*Requirements*:
Copy all lines in which the word "text" can be found.

*Information shown*:
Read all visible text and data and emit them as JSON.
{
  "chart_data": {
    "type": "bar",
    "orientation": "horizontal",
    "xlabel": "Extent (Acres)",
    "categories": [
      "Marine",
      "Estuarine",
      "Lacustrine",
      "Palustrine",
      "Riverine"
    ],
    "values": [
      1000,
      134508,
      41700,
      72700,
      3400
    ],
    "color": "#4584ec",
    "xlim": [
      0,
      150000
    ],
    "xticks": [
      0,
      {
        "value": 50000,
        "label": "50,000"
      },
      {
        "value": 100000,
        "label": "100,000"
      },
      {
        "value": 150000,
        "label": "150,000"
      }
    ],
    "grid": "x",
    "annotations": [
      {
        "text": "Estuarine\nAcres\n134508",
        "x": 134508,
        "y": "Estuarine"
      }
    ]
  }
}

*Result of the exercise*:
Read all visible text and data and emit them as JSON.
        "text": "Estuarine\nAcres\n134508",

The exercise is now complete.